>> begin DATA RECORDS
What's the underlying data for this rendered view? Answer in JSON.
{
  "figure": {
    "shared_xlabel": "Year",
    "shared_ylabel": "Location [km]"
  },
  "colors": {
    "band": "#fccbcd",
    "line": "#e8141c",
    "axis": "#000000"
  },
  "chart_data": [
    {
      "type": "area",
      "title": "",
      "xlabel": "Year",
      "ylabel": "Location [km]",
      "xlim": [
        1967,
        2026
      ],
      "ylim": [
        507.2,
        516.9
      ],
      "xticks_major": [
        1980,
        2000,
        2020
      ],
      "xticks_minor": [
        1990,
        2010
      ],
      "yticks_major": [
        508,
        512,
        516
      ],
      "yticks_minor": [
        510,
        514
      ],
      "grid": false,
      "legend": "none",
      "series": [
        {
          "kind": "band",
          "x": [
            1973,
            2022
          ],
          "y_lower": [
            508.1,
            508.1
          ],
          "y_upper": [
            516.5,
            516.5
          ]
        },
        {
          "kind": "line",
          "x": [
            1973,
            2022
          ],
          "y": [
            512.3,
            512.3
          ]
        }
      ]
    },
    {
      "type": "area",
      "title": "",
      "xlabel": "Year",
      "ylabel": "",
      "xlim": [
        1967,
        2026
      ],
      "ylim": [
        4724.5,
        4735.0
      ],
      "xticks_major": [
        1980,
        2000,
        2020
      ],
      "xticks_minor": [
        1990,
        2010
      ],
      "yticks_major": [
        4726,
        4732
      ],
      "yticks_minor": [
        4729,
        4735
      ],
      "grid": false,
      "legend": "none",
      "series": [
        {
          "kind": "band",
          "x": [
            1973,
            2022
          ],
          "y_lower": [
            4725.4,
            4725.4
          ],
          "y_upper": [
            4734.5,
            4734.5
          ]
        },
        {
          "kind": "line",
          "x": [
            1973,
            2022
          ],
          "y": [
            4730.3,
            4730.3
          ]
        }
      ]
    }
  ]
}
>> end DATA RECORDS
[TASK]: The records above must be output exactly, in full.

[SOLUTION]:
What's the underlying data for this rendered view? Answer in JSON.
{
  "figure": {
    "shared_xlabel": "Year",
    "shared_ylabel": "Location [km]"
  },
  "colors": {
    "band": "#fccbcd",
    "line": "#e8141c",
    "axis": "#000000"
  },
  "chart_data": [
    {
      "type": "area",
      "title": "",
      "xlabel": "Year",
      "ylabel": "Location [km]",
      "xlim": [
        1967,
        2026
      ],
      "ylim": [
        507.2,
        516.9
      ],
      "xticks_major": [
        1980,
        2000,
        2020
      ],
      "xticks_minor": [
        1990,
        2010
      ],
      "yticks_major": [
        508,
        512,
        516
      ],
      "yticks_minor": [
        510,
        514
      ],
      "grid": false,
      "legend": "none",
      "series": [
        {
          "kind": "band",
          "x": [
            1973,
            2022
          ],
          "y_lower": [
            508.1,
            508.1
          ],
          "y_upper": [
            516.5,
            516.5
          ]
        },
        {
          "kind": "line",
          "x": [
            1973,
            2022
          ],
          "y": [
            512.3,
            512.3
          ]
        }
      ]
    },
    {
      "type": "area",
      "title": "",
      "xlabel": "Year",
      "ylabel": "",
      "xlim": [
        1967,
        2026
      ],
      "ylim": [
        4724.5,
        4735.0
      ],
      "xticks_major": [
        1980,
        2000,
        2020
      ],
      "xticks_minor": [
        1990,
        2010
      ],
      "yticks_major": [
        4726,
        4732
      ],
      "yticks_minor": [
        4729,
        4735
      ],
      "grid": false,
      "legend": "none",
      "series": [
        {
          "kind": "band",
          "x": [
            1973,
            2022
          ],
          "y_lower": [
            4725.4,
            4725.4
          ],
          "y_upper": [
            4734.5,
            4734.5
          ]
        },
        {
          "kind": "line",
          "x": [
            1973,
            2022
          ],
          "y": [
            4730.3,
            4730.3
          ]
        }
      ]
    }
  ]
}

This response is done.